[START]

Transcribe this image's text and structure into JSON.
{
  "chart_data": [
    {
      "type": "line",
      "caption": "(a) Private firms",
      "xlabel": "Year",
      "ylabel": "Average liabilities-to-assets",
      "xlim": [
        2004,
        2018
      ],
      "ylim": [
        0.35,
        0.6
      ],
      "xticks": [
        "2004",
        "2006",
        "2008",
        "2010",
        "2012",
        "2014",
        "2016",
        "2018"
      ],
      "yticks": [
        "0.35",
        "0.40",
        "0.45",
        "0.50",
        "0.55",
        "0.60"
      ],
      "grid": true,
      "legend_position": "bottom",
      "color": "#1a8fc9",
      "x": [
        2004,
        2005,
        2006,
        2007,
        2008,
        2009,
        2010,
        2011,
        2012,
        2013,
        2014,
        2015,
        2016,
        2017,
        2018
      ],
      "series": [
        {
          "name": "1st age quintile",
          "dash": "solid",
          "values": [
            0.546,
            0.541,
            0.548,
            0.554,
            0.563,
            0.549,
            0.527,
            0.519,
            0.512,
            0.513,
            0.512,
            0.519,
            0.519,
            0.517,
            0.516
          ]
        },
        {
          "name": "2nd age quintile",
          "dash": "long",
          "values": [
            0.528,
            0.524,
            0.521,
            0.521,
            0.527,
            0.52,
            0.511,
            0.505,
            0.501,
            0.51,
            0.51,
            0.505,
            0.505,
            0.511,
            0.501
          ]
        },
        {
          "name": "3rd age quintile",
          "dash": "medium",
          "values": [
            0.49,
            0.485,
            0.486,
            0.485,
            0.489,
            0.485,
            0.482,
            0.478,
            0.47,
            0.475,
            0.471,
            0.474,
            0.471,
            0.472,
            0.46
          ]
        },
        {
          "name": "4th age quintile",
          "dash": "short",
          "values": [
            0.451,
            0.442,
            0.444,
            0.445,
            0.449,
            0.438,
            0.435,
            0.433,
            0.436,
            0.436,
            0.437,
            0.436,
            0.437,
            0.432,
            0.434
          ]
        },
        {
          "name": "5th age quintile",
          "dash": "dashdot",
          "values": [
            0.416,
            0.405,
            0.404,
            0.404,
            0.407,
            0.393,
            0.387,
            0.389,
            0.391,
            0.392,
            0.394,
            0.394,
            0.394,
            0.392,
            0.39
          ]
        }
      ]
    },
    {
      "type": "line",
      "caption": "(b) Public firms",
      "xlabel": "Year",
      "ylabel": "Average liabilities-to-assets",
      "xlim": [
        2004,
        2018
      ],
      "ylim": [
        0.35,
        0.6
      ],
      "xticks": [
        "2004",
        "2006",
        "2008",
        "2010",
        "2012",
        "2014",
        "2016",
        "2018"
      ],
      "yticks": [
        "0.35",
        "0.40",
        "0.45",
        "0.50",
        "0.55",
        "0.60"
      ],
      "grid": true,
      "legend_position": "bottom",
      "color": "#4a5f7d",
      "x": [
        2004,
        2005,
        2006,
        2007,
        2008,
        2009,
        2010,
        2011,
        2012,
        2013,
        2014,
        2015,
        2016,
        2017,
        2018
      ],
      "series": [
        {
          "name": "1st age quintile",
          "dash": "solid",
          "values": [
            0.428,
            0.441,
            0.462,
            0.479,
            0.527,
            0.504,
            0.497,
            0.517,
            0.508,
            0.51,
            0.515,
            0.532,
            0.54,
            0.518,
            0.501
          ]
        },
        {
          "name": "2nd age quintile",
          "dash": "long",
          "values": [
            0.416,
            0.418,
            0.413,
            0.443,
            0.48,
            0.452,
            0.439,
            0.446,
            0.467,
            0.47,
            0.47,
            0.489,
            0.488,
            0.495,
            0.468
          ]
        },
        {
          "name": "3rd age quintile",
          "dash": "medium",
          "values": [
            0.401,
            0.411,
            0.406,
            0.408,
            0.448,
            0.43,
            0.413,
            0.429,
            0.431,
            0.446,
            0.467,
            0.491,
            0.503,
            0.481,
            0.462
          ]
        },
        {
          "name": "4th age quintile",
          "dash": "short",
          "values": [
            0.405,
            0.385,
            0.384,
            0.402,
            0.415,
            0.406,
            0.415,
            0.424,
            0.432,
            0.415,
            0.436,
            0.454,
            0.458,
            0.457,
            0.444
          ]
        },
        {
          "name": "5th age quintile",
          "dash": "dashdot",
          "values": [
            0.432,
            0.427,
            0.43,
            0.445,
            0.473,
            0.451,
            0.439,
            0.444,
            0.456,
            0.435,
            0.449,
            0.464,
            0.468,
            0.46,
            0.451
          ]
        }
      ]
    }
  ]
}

[END]

Reproduce the entries above in full by retyping them exactly.

Transcribe this image's text and structure into JSON.
{
  "chart_data": [
    {
      "type": "line",
      "caption": "(a) Private firms",
      "xlabel": "Year",
      "ylabel": "Average liabilities-to-assets",
      "xlim": [
        2004,
        2018
      ],
      "ylim": [
        0.35,
        0.6
      ],
      "xticks": [
        "2004",
        "2006",
        "2008",
        "2010",
        "2012",
        "2014",
        "2016",
        "2018"
      ],
      "yticks": [
        "0.35",
        "0.40",
        "0.45",
        "0.50",
        "0.55",
        "0.60"
      ],
      "grid": true,
      "legend_position": "bottom",
      "color": "#1a8fc9",
      "x": [
        2004,
        2005,
        2006,
        2007,
        2008,
        2009,
        2010,
        2011,
        2012,
        2013,
        2014,
        2015,
        2016,
        2017,
        2018
      ],
      "series": [
        {
          "name": "1st age quintile",
          "dash": "solid",
          "values": [
            0.546,
            0.541,
            0.548,
            0.554,
            0.563,
            0.549,
            0.527,
            0.519,
            0.512,
            0.513,
            0.512,
            0.519,
            0.519,
            0.517,
            0.516
          ]
        },
        {
          "name": "2nd age quintile",
          "dash": "long",
          "values": [
            0.528,
            0.524,
            0.521,
            0.521,
            0.527,
            0.52,
            0.511,
            0.505,
            0.501,
            0.51,
            0.51,
            0.505,
            0.505,
            0.511,
            0.501
          ]
        },
        {
          "name": "3rd age quintile",
          "dash": "medium",
          "values": [
            0.49,
            0.485,
            0.486,
            0.485,
            0.489,
            0.485,
            0.482,
            0.478,
            0.47,
            0.475,
            0.471,
            0.474,
            0.471,
            0.472,
            0.46
          ]
        },
        {
          "name": "4th age quintile",
          "dash": "short",
          "values": [
            0.451,
            0.442,
            0.444,
            0.445,
            0.449,
            0.438,
            0.435,
            0.433,
            0.436,
            0.436,
            0.437,
            0.436,
            0.437,
            0.432,
            0.434
          ]
        },
        {
          "name": "5th age quintile",
          "dash": "dashdot",
          "values": [
            0.416,
            0.405,
            0.404,
            0.404,
            0.407,
            0.393,
            0.387,
            0.389,
            0.391,
            0.392,
            0.394,
            0.394,
            0.394,
            0.392,
            0.39
          ]
        }
      ]
    },
    {
      "type": "line",
      "caption": "(b) Public firms",
      "xlabel": "Year",
      "ylabel": "Average liabilities-to-assets",
      "xlim": [
        2004,
        2018
      ],
      "ylim": [
        0.35,
        0.6
      ],
      "xticks": [
        "2004",
        "2006",
        "2008",
        "2010",
        "2012",
        "2014",
        "2016",
        "2018"
      ],
      "yticks": [
        "0.35",
        "0.40",
        "0.45",
        "0.50",
        "0.55",
        "0.60"
      ],
      "grid": true,
      "legend_position": "bottom",
      "color": "#4a5f7d",
      "x": [
        2004,
        2005,
        2006,
        2007,
        2008,
        2009,
        2010,
        2011,
        2012,
        2013,
        2014,
        2015,
        2016,
        2017,
        2018
      ],
      "series": [
        {
          "name": "1st age quintile",
          "dash": "solid",
          "values": [
            0.428,
            0.441,
            0.462,
            0.479,
            0.527,
            0.504,
            0.497,
            0.517,
            0.508,
            0.51,
            0.515,
            0.532,
            0.54,
            0.518,
            0.501
          ]
        },
        {
          "name": "2nd age quintile",
          "dash": "long",
          "values": [
            0.416,
            0.418,
            0.413,
            0.443,
            0.48,
            0.452,
            0.439,
            0.446,
            0.467,
            0.47,
            0.47,
            0.489,
            0.488,
            0.495,
            0.468
          ]
        },
        {
          "name": "3rd age quintile",
          "dash": "medium",
          "values": [
            0.401,
            0.411,
            0.406,
            0.408,
            0.448,
            0.43,
            0.413,
            0.429,
            0.431,
            0.446,
            0.467,
            0.491,
            0.503,
            0.481,
            0.462
          ]
        },
        {
          "name": "4th age quintile",
          "dash": "short",
          "values": [
            0.405,
            0.385,
            0.384,
            0.402,
            0.415,
            0.406,
            0.415,
            0.424,
            0.432,
            0.415,
            0.436,
            0.454,
            0.458,
            0.457,
            0.444
          ]
        },
        {
          "name": "5th age quintile",
          "dash": "dashdot",
          "values": [
            0.432,
            0.427,
            0.43,
            0.445,
            0.473,
            0.451,
            0.439,
            0.444,
            0.456,
            0.435,
            0.449,
            0.464,
            0.468,
            0.46,
            0.451
          ]
        }
      ]
    }
  ]
}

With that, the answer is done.